▸ The records:
>>>>>

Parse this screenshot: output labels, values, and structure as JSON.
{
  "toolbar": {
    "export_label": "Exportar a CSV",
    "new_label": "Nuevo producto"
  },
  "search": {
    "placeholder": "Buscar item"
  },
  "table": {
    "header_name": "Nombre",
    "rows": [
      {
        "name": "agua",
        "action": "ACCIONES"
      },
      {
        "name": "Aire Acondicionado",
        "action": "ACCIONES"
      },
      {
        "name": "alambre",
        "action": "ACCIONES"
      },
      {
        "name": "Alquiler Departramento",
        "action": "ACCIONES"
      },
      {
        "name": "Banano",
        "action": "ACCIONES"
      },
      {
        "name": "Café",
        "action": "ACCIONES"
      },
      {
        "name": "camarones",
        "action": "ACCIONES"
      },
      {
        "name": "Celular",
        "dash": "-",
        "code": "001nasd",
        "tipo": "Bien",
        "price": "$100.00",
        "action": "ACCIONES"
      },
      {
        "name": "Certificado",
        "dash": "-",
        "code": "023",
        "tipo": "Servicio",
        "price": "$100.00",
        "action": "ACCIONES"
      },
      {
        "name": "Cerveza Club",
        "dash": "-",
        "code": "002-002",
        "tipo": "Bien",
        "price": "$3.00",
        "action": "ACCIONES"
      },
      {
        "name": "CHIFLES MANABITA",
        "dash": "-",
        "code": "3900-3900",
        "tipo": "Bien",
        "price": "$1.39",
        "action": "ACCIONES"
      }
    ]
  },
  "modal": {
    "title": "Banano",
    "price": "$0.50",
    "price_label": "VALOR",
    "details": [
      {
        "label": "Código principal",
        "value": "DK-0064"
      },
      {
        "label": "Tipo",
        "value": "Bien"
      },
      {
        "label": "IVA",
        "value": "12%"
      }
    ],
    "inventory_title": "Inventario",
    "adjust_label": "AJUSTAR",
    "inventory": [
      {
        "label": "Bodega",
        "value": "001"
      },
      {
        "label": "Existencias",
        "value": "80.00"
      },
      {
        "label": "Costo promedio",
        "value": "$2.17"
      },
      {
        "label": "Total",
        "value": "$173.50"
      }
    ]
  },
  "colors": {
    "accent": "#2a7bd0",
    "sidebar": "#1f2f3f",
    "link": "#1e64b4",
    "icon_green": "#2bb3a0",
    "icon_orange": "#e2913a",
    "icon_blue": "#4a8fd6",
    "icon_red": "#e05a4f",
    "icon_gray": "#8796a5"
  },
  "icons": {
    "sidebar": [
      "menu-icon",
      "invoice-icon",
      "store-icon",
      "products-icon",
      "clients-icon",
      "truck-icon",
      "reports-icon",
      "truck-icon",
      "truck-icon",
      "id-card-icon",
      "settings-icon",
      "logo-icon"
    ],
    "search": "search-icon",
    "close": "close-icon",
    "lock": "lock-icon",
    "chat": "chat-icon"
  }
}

<<<<<

▸ What you should do:
Copy the data above exactly. Every line must be included.

▸ The answer:
Parse this screenshot: output labels, values, and structure as JSON.
{
  "toolbar": {
    "export_label": "Exportar a CSV",
    "new_label": "Nuevo producto"
  },
  "search": {
    "placeholder": "Buscar item"
  },
  "table": {
    "header_name": "Nombre",
    "rows": [
      {
        "name": "agua",
        "action": "ACCIONES"
      },
      {
        "name": "Aire Acondicionado",
        "action": "ACCIONES"
      },
      {
        "name": "alambre",
        "action": "ACCIONES"
      },
      {
        "name": "Alquiler Departramento",
        "action": "ACCIONES"
      },
      {
        "name": "Banano",
        "action": "ACCIONES"
      },
      {
        "name": "Café",
        "action": "ACCIONES"
      },
      {
        "name": "camarones",
        "action": "ACCIONES"
      },
      {
        "name": "Celular",
        "dash": "-",
        "code": "001nasd",
        "tipo": "Bien",
        "price": "$100.00",
        "action": "ACCIONES"
      },
      {
        "name": "Certificado",
        "dash": "-",
        "code": "023",
        "tipo": "Servicio",
        "price": "$100.00",
        "action": "ACCIONES"
      },
      {
        "name": "Cerveza Club",
        "dash": "-",
        "code": "002-002",
        "tipo": "Bien",
        "price": "$3.00",
        "action": "ACCIONES"
      },
      {
        "name": "CHIFLES MANABITA",
        "dash": "-",
        "code": "3900-3900",
        "tipo": "Bien",
        "price": "$1.39",
        "action": "ACCIONES"
      }
    ]
  },
  "modal": {
    "title": "Banano",
    "price": "$0.50",
    "price_label": "VALOR",
    "details": [
      {
        "label": "Código principal",
        "value": "DK-0064"
      },
      {
        "label": "Tipo",
        "value": "Bien"
      },
      {
        "label": "IVA",
        "value": "12%"
      }
    ],
    "inventory_title": "Inventario",
    "adjust_label": "AJUSTAR",
    "inventory": [
      {
        "label": "Bodega",
        "value": "001"
      },
      {
        "label": "Existencias",
        "value": "80.00"
      },
      {
        "label": "Costo promedio",
        "value": "$2.17"
      },
      {
        "label": "Total",
        "value": "$173.50"
      }
    ]
  },
  "colors": {
    "accent": "#2a7bd0",
    "sidebar": "#1f2f3f",
    "link": "#1e64b4",
    "icon_green": "#2bb3a0",
    "icon_orange": "#e2913a",
    "icon_blue": "#4a8fd6",
    "icon_red": "#e05a4f",
    "icon_gray": "#8796a5"
  },
  "icons": {
    "sidebar": [
      "menu-icon",
      "invoice-icon",
      "store-icon",
      "products-icon",
      "clients-icon",
      "truck-icon",
      "reports-icon",
      "truck-icon",
      "truck-icon",
      "id-card-icon",
      "settings-icon",
      "logo-icon"
    ],
    "search": "search-icon",
    "close": "close-icon",
    "lock": "lock-icon",
    "chat": "chat-icon"
  }
}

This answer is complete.